● Task material:
####

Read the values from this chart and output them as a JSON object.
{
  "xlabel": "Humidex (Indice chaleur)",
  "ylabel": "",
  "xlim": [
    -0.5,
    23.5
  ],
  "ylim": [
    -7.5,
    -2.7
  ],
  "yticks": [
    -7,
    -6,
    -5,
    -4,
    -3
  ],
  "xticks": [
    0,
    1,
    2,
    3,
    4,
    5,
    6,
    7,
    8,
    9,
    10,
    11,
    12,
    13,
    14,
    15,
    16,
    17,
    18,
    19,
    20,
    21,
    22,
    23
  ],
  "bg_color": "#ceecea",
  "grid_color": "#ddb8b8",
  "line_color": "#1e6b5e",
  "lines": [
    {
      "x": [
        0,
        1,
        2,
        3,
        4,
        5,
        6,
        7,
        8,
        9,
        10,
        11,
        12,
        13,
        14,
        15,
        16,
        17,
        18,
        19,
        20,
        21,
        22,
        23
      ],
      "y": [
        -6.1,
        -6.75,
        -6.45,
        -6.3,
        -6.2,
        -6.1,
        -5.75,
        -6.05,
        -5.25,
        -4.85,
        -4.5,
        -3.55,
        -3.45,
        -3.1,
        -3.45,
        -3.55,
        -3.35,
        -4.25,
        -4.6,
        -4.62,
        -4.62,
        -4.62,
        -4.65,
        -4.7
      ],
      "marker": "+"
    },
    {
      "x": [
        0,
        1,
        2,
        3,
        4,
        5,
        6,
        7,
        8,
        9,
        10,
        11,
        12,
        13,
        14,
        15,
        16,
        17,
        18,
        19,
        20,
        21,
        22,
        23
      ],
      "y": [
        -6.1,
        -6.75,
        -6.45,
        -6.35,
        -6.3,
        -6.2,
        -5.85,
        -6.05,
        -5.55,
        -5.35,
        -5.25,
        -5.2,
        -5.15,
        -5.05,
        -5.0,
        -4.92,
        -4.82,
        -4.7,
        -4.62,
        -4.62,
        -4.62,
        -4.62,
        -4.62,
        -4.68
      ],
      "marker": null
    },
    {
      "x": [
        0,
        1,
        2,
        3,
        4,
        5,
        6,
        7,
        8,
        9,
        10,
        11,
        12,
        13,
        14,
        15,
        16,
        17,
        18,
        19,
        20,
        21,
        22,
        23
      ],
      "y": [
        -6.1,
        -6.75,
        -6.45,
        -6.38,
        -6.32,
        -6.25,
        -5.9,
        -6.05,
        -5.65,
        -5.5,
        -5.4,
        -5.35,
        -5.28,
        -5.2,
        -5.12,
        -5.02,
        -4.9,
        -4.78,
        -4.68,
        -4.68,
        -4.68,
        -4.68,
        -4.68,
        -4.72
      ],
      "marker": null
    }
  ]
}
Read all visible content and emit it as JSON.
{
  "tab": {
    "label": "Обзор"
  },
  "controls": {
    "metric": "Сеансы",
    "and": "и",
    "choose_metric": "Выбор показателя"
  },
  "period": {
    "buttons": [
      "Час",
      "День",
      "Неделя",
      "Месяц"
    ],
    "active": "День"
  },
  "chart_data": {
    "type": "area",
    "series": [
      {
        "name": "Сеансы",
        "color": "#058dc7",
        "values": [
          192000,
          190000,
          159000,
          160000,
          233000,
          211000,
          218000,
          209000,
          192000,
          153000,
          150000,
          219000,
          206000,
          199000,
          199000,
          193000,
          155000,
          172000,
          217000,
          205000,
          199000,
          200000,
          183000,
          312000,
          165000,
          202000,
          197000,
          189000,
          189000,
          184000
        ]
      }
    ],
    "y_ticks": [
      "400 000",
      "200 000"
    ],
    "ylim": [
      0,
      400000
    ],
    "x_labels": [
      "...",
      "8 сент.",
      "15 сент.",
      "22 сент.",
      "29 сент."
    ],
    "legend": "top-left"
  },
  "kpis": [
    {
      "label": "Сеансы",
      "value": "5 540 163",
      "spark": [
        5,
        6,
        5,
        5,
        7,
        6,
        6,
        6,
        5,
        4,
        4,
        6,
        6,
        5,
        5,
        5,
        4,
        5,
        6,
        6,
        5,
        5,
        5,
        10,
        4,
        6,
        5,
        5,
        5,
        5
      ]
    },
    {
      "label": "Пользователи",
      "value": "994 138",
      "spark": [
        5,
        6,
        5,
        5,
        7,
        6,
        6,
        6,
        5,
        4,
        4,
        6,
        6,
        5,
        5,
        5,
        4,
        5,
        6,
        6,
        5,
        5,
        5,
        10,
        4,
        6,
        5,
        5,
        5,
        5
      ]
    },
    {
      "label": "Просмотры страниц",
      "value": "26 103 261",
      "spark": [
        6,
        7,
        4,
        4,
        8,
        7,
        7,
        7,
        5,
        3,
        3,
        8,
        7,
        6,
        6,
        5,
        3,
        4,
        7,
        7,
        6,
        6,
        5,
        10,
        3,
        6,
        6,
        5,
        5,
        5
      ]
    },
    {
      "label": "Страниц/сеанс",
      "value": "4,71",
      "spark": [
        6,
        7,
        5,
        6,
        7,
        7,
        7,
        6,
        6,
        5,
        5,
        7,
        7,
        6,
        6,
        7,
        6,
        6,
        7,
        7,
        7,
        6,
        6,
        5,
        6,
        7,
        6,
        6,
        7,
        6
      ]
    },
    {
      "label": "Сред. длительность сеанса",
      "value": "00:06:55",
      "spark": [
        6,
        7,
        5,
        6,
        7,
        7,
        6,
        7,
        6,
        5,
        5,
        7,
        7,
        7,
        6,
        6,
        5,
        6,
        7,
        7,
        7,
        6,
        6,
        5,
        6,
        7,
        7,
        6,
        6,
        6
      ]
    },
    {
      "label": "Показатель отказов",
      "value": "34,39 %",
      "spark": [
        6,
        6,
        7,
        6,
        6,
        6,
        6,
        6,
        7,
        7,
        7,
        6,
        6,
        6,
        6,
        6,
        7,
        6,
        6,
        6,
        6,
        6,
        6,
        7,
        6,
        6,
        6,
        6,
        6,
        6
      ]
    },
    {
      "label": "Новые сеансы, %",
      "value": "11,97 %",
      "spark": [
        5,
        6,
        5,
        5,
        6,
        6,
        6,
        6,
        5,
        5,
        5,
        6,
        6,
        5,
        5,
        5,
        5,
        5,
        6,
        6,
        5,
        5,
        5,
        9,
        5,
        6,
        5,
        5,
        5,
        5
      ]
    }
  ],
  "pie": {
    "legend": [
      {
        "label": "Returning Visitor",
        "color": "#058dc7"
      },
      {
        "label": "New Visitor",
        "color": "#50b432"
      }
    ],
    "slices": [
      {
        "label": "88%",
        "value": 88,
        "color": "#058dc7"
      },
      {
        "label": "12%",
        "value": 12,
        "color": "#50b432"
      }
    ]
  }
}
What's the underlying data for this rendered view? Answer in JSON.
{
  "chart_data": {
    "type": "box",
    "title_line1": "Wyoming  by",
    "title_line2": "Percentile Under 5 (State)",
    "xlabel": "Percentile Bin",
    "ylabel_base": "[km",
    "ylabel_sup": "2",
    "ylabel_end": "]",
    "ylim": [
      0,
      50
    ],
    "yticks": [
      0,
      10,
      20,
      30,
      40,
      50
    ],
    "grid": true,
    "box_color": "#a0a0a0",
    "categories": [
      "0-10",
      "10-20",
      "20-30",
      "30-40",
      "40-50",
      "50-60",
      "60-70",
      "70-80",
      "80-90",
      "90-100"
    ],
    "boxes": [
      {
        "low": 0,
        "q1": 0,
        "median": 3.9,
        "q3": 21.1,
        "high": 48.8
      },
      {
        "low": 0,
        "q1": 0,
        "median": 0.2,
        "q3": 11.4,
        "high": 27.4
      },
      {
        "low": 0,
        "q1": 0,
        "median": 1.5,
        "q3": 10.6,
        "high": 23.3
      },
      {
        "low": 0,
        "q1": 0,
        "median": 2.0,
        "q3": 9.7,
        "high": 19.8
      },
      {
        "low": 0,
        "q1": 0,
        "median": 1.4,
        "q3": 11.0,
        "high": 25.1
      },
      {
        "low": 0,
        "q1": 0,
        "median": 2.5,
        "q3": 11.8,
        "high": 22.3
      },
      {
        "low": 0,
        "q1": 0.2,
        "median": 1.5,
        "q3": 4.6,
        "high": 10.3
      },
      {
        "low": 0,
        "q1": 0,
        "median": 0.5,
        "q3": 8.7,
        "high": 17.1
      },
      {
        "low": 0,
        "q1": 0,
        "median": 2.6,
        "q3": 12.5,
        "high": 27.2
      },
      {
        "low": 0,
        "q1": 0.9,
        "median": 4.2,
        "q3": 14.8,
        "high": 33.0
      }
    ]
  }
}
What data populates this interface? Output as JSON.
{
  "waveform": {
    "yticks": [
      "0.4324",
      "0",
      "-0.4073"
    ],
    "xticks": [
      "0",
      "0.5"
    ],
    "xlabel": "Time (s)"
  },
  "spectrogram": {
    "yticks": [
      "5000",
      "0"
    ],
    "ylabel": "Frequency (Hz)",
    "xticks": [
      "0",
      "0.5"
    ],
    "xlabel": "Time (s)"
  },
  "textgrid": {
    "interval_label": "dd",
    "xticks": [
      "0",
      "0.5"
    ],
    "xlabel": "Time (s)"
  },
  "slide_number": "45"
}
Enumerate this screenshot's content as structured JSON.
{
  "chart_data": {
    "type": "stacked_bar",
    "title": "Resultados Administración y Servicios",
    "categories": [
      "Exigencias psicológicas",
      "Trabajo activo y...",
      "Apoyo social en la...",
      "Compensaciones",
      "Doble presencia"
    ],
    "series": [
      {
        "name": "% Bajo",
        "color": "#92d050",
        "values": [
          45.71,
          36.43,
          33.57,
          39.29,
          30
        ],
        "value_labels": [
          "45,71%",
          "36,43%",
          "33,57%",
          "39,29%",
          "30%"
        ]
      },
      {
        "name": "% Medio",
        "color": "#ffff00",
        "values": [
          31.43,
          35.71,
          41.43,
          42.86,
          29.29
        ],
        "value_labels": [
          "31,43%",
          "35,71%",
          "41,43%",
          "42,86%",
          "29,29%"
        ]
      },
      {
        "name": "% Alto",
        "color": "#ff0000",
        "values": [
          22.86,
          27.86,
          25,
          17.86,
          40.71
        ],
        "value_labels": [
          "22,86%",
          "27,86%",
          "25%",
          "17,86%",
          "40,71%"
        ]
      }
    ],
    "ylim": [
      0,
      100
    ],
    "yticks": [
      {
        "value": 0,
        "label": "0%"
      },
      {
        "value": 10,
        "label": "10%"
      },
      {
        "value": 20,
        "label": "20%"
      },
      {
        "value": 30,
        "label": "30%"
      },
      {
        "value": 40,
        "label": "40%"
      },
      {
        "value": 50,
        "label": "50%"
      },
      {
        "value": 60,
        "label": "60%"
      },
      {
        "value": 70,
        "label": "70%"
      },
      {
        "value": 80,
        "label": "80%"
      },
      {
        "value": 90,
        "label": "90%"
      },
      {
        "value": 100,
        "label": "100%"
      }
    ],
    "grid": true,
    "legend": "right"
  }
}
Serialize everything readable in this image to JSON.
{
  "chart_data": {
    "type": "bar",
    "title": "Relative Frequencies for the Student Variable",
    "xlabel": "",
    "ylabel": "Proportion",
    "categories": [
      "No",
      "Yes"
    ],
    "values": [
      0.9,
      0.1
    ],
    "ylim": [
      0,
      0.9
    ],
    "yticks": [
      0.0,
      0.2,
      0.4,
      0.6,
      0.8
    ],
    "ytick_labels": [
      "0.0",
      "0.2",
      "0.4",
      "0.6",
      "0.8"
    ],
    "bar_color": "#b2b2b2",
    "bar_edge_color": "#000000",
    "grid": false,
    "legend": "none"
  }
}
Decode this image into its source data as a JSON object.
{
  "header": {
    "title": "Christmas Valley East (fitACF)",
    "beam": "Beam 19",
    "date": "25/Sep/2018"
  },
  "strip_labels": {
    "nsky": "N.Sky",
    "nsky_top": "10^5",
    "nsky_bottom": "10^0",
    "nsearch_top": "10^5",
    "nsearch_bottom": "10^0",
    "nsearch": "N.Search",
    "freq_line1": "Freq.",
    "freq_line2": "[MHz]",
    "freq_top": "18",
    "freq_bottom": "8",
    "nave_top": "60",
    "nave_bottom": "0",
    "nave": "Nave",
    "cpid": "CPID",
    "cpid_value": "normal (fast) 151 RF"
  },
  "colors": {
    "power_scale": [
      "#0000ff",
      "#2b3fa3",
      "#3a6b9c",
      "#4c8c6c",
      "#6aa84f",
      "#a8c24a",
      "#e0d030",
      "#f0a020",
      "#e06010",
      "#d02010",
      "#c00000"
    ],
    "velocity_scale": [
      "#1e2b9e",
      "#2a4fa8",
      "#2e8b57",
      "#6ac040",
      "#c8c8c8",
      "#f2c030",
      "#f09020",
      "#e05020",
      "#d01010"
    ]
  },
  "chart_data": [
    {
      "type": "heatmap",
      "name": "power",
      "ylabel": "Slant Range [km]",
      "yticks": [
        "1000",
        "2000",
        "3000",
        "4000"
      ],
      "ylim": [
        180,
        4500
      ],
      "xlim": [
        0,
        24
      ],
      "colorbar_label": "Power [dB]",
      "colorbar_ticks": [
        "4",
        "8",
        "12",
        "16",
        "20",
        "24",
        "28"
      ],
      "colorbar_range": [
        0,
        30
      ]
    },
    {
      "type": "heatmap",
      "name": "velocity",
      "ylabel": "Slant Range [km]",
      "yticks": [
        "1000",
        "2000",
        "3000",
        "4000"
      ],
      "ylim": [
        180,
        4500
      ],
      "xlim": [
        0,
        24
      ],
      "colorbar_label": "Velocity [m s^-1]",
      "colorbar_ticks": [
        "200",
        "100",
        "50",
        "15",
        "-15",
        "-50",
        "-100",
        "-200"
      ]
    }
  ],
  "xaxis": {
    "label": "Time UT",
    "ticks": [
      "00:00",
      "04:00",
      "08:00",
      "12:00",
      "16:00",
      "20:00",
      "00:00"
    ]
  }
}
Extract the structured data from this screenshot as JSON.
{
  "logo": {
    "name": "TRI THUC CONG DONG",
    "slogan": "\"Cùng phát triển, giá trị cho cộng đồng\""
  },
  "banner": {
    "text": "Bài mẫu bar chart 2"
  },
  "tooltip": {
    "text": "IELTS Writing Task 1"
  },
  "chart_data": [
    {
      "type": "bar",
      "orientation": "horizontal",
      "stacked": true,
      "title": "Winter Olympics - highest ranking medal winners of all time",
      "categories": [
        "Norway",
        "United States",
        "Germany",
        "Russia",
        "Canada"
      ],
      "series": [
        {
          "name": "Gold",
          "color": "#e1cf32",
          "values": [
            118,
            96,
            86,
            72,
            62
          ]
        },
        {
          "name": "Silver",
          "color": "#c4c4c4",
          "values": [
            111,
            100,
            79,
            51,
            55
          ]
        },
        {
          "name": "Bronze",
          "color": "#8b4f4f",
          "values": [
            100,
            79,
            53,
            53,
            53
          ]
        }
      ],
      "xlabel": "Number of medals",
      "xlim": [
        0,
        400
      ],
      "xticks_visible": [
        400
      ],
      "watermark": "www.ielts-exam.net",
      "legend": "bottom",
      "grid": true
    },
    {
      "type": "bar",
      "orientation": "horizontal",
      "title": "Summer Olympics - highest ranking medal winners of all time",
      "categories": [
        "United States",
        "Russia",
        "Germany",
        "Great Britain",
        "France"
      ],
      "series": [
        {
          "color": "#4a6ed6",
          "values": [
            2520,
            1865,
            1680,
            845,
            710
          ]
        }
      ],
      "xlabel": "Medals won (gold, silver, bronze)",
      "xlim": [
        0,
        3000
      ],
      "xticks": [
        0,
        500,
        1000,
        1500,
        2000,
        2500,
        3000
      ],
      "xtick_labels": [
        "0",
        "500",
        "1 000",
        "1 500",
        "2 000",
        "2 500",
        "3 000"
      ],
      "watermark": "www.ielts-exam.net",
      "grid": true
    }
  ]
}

####

● Task description: Copy each line of the entries that includes the word "from".

● Result of this exercise:
Read the values from this chart and output them as a JSON object.
Extract the structured data from this screenshot as JSON.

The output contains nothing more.